CLCAP: Contrastive learning improves antigenicity prediction for influenza A virus using convolutional neural networks

Methods. 2023 Oct 27:S1046-2023(23)00180-9. doi: 10.1016/j.ymeth.2023.10.010. Online ahead of print.

Abstract

Influenza viruses are detected year-round over the world and the viruses will usually circulate during fall and winter, causing the seasonal flu. The growing novel variants of influenza viruses pose a significant concern to public health annually. However, the rapid mutation of the influenza viruses makes it challenging to timely track their evolution. Therefore, a fast, low-cost, and precise method to predict the antigenic variant of influenza viruses could help vaccine development and prevent viral transmission. In this study, we propose a multi-channel convolutional neural network using contrastive learning to predict the antigenicity of influenza A viruses. An integrated dataset containing antigenic data and protein sequences was collected from various public resources and literature. The experimental results on three different influenza subtypes indicate our proposed model outperforms other traditional machine learning classifiers for antigenicity prediction. In addition, it also demonstrates superior performance over several state-of-the-art approaches, with 5.18 %, 7.03 % and 7.82 % increase in accuracy compared to the best results for H1N1, H3N2 and H5N1, respectively. The proposed framework is timely and effective in influenza antigenicity prediction and can be adapted to the study of other viruses.

Keywords: Antigenicity prediction; Contrastive learning; Convolutional neural network; Influenza virus.

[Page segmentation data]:
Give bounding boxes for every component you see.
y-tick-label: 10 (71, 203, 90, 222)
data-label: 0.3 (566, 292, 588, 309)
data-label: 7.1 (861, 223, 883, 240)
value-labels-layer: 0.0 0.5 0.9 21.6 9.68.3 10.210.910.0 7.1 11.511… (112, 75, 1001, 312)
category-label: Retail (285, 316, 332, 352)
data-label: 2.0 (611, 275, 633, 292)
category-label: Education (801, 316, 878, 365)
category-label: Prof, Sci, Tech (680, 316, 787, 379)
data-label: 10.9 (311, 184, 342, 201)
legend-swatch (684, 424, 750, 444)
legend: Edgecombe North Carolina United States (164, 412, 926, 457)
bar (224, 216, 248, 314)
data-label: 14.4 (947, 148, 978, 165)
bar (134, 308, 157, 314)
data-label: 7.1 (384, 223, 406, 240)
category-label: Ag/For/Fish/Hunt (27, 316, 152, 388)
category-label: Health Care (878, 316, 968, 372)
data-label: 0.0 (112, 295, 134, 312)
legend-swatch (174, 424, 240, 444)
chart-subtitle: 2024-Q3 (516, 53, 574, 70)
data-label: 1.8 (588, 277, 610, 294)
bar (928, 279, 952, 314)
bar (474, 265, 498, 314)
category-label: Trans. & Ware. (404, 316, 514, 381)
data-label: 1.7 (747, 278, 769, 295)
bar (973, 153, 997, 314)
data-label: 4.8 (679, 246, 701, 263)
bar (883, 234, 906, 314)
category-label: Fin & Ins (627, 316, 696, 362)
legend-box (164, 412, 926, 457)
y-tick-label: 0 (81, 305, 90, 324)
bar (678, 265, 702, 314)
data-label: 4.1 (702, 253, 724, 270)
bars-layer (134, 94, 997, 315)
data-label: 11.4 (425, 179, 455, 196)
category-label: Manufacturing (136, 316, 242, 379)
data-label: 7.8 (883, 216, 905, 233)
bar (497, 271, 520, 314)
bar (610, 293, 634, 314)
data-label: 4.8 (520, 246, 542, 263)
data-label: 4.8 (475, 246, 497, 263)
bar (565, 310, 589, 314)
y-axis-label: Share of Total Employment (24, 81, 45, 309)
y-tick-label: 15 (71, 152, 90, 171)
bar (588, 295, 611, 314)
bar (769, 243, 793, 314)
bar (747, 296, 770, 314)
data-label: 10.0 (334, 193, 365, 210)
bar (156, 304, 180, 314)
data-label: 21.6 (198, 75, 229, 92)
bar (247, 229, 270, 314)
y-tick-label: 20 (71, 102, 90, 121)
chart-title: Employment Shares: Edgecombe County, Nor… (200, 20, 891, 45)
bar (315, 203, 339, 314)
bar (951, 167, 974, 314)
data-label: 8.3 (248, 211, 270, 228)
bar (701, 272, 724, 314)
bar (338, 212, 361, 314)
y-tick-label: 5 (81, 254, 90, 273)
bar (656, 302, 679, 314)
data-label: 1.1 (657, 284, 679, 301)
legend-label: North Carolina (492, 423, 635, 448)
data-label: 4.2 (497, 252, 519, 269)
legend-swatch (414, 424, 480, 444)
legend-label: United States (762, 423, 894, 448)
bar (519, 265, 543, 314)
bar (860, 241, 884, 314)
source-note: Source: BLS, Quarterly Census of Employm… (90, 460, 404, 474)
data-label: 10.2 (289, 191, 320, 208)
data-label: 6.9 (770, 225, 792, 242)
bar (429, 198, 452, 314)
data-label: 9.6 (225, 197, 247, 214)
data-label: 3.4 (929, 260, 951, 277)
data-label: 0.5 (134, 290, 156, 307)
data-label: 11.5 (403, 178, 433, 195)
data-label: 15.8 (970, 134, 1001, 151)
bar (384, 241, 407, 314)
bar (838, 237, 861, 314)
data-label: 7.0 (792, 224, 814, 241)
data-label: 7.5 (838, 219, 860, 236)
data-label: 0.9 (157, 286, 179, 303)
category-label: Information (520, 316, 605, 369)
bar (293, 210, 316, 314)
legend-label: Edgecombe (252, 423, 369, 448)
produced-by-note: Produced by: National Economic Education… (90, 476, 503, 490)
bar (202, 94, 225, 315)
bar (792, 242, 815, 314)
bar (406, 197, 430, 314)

[Problem requirements]:
Substitute "Published online early" for "Online ahead of print" in the influenza antigenicity text, starting at the words "CLCAP: Contrastive learning" and ending after "ahead of print.".

[Answer box]:
CLCAP: Contrastive learning improves antigenicity prediction for influenza A virus using convolutional neural networks

Methods. 2023 Oct 27:S1046-2023(23)00180-9. doi: 10.1016/j.ymeth.2023.10.010. Published online early.